===== DATA FOR THIS EXERCISE =====
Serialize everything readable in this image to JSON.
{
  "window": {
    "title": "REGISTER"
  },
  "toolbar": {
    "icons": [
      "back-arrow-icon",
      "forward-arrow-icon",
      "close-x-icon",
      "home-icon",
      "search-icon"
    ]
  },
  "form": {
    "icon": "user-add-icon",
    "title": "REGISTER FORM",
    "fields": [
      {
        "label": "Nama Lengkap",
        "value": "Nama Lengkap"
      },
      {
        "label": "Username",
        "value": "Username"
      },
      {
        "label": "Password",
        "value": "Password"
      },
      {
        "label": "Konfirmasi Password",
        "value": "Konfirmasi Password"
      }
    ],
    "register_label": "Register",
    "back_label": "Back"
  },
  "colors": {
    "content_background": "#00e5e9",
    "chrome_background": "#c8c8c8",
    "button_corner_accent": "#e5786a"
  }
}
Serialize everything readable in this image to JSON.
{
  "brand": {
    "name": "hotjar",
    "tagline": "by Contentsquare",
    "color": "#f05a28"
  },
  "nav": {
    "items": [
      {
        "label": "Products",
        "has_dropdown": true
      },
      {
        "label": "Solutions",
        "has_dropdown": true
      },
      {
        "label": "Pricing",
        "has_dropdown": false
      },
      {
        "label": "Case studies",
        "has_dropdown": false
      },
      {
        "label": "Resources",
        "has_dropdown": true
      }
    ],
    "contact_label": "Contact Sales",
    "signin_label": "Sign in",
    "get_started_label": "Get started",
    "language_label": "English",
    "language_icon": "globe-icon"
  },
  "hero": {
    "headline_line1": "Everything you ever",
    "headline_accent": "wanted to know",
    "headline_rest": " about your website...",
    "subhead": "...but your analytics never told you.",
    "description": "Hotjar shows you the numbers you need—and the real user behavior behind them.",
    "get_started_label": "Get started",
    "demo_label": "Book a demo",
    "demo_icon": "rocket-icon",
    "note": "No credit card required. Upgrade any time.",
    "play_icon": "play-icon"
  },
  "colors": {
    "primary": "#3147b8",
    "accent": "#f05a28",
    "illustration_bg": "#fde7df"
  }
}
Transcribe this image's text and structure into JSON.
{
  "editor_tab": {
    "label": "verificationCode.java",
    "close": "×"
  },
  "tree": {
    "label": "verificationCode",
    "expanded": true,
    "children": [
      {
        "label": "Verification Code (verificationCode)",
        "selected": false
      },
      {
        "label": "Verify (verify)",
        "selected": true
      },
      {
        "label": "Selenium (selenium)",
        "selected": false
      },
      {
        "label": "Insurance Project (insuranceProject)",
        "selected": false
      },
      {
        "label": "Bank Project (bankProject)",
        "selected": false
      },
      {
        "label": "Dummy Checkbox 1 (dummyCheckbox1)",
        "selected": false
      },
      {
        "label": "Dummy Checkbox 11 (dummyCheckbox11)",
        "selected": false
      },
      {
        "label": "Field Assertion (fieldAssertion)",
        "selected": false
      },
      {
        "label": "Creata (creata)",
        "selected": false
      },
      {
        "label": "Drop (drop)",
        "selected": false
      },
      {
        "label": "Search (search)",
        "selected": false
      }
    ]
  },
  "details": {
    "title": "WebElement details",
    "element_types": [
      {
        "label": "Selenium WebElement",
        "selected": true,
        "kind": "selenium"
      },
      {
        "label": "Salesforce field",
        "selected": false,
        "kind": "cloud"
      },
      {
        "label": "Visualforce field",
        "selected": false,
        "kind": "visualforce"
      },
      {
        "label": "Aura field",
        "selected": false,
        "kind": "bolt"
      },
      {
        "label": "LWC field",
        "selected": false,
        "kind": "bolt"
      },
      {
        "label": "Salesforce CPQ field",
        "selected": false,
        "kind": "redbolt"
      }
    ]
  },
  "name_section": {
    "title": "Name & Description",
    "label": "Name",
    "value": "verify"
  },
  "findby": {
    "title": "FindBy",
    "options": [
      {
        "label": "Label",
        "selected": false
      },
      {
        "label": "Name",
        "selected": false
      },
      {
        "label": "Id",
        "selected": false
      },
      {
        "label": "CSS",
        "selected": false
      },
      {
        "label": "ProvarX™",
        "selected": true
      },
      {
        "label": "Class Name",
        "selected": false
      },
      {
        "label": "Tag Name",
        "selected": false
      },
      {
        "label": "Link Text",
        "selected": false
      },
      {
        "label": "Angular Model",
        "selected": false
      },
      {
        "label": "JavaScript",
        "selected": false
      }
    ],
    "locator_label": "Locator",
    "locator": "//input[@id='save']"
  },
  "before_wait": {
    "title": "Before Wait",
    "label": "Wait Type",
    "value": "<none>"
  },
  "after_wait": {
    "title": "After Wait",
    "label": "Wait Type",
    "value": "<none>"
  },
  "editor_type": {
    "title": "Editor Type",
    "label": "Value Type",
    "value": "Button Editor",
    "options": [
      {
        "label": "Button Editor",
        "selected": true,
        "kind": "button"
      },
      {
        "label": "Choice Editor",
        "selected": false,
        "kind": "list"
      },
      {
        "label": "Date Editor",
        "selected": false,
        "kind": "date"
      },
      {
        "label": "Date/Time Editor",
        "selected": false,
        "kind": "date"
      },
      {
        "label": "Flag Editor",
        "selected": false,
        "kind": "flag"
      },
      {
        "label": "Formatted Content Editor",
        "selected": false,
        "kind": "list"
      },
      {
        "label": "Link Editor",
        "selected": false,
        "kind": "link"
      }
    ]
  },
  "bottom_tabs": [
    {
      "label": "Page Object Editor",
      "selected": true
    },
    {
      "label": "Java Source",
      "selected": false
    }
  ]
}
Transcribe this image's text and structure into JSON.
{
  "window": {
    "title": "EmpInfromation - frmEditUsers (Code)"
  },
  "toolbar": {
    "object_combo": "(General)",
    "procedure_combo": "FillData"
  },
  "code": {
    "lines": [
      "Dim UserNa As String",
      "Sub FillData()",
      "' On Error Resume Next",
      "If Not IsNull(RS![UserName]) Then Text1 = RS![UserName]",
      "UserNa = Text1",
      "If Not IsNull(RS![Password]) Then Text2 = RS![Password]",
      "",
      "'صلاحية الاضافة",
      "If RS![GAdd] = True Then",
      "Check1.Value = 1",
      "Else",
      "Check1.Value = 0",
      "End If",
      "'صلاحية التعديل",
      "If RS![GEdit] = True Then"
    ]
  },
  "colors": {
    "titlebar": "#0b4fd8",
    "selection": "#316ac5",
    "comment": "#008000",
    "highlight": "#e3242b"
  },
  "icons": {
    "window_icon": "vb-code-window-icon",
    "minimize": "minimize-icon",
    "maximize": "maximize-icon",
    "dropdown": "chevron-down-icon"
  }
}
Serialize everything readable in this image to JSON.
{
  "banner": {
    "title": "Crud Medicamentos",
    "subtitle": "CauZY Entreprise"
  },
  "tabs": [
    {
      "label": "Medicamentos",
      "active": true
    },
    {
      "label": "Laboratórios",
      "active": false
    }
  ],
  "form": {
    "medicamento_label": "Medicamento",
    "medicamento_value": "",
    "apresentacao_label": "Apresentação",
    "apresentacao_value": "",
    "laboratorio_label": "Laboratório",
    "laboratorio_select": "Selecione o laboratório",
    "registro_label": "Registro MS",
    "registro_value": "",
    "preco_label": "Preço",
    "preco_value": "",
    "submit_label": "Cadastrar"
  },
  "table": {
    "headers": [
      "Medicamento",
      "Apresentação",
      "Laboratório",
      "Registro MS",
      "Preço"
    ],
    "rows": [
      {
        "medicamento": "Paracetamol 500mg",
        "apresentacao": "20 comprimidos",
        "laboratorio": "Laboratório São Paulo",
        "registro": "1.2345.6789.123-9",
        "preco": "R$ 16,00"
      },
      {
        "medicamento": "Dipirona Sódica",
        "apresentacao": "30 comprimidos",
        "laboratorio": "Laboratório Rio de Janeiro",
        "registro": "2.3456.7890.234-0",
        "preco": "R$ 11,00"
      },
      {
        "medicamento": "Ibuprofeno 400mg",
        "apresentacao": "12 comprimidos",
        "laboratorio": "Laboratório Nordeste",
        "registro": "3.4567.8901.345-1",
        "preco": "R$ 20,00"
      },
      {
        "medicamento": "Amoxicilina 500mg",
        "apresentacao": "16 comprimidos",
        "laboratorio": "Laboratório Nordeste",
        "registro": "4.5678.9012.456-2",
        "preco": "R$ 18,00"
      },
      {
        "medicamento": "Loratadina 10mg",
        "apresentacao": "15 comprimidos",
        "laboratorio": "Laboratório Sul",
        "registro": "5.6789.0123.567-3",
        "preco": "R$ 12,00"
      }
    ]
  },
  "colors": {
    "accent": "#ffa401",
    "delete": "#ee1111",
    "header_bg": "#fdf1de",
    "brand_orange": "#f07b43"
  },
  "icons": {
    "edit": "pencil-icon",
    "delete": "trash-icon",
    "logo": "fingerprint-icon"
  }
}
=====
Each line holding "IsNull" must be found and copied.

      "If Not IsNull(RS![UserName]) Then Text1 = RS![UserName]",
      "If Not IsNull(RS![Password]) Then Text2 = RS![Password]",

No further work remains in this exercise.